= Task instructions =
Here are some records; return them all exactly.

= Input =
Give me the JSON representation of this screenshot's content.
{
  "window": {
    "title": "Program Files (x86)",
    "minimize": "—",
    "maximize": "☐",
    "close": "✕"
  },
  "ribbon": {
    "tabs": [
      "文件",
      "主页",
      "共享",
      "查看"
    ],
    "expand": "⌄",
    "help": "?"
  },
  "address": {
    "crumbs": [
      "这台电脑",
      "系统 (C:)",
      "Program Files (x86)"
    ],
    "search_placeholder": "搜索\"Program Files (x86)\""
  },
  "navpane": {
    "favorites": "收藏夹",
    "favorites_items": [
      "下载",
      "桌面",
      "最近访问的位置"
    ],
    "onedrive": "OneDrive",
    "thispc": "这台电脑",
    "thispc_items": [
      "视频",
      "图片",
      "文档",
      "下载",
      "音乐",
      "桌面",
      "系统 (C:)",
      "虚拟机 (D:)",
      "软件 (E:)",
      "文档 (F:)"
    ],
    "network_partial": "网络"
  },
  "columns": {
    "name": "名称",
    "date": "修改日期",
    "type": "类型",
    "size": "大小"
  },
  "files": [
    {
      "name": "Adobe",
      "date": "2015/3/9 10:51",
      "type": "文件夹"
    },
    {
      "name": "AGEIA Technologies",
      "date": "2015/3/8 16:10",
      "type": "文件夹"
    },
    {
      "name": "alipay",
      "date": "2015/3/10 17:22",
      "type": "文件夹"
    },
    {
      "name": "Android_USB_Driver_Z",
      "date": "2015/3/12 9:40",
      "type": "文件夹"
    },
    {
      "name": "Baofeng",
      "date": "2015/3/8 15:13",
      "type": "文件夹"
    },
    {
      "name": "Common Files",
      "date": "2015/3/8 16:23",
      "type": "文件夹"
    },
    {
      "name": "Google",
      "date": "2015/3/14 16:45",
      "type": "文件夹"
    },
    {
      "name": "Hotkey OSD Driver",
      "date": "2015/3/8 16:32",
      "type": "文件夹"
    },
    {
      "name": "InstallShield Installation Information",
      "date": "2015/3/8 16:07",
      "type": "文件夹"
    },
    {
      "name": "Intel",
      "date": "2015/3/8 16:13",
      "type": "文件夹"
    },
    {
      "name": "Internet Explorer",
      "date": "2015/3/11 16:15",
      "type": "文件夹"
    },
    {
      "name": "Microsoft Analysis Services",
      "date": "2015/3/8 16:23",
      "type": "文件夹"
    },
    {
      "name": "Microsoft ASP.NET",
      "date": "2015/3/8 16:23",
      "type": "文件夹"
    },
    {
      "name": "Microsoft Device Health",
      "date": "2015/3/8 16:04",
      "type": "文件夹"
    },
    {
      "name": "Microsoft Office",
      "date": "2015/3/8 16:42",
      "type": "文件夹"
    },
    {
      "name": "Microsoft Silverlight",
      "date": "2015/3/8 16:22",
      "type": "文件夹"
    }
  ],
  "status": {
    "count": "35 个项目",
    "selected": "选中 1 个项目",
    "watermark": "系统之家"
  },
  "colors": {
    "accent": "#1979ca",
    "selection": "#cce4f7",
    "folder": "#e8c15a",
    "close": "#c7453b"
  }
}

= Solution below =
Give me the JSON representation of this screenshot's content.
{
  "window": {
    "title": "Program Files (x86)",
    "minimize": "—",
    "maximize": "☐",
    "close": "✕"
  },
  "ribbon": {
    "tabs": [
      "文件",
      "主页",
      "共享",
      "查看"
    ],
    "expand": "⌄",
    "help": "?"
  },
  "address": {
    "crumbs": [
      "这台电脑",
      "系统 (C:)",
      "Program Files (x86)"
    ],
    "search_placeholder": "搜索\"Program Files (x86)\""
  },
  "navpane": {
    "favorites": "收藏夹",
    "favorites_items": [
      "下载",
      "桌面",
      "最近访问的位置"
    ],
    "onedrive": "OneDrive",
    "thispc": "这台电脑",
    "thispc_items": [
      "视频",
      "图片",
      "文档",
      "下载",
      "音乐",
      "桌面",
      "系统 (C:)",
      "虚拟机 (D:)",
      "软件 (E:)",
      "文档 (F:)"
    ],
    "network_partial": "网络"
  },
  "columns": {
    "name": "名称",
    "date": "修改日期",
    "type": "类型",
    "size": "大小"
  },
  "files": [
    {
      "name": "Adobe",
      "date": "2015/3/9 10:51",
      "type": "文件夹"
    },
    {
      "name": "AGEIA Technologies",
      "date": "2015/3/8 16:10",
      "type": "文件夹"
    },
    {
      "name": "alipay",
      "date": "2015/3/10 17:22",
      "type": "文件夹"
    },
    {
      "name": "Android_USB_Driver_Z",
      "date": "2015/3/12 9:40",
      "type": "文件夹"
    },
    {
      "name": "Baofeng",
      "date": "2015/3/8 15:13",
      "type": "文件夹"
    },
    {
      "name": "Common Files",
      "date": "2015/3/8 16:23",
      "type": "文件夹"
    },
    {
      "name": "Google",
      "date": "2015/3/14 16:45",
      "type": "文件夹"
    },
    {
      "name": "Hotkey OSD Driver",
      "date": "2015/3/8 16:32",
      "type": "文件夹"
    },
    {
      "name": "InstallShield Installation Information",
      "date": "2015/3/8 16:07",
      "type": "文件夹"
    },
    {
      "name": "Intel",
      "date": "2015/3/8 16:13",
      "type": "文件夹"
    },
    {
      "name": "Internet Explorer",
      "date": "2015/3/11 16:15",
      "type": "文件夹"
    },
    {
      "name": "Microsoft Analysis Services",
      "date": "2015/3/8 16:23",
      "type": "文件夹"
    },
    {
      "name": "Microsoft ASP.NET",
      "date": "2015/3/8 16:23",
      "type": "文件夹"
    },
    {
      "name": "Microsoft Device Health",
      "date": "2015/3/8 16:04",
      "type": "文件夹"
    },
    {
      "name": "Microsoft Office",
      "date": "2015/3/8 16:42",
      "type": "文件夹"
    },
    {
      "name": "Microsoft Silverlight",
      "date": "2015/3/8 16:22",
      "type": "文件夹"
    }
  ],
  "status": {
    "count": "35 个项目",
    "selected": "选中 1 个项目",
    "watermark": "系统之家"
  },
  "colors": {
    "accent": "#1979ca",
    "selection": "#cce4f7",
    "folder": "#e8c15a",
    "close": "#c7453b"
  }
}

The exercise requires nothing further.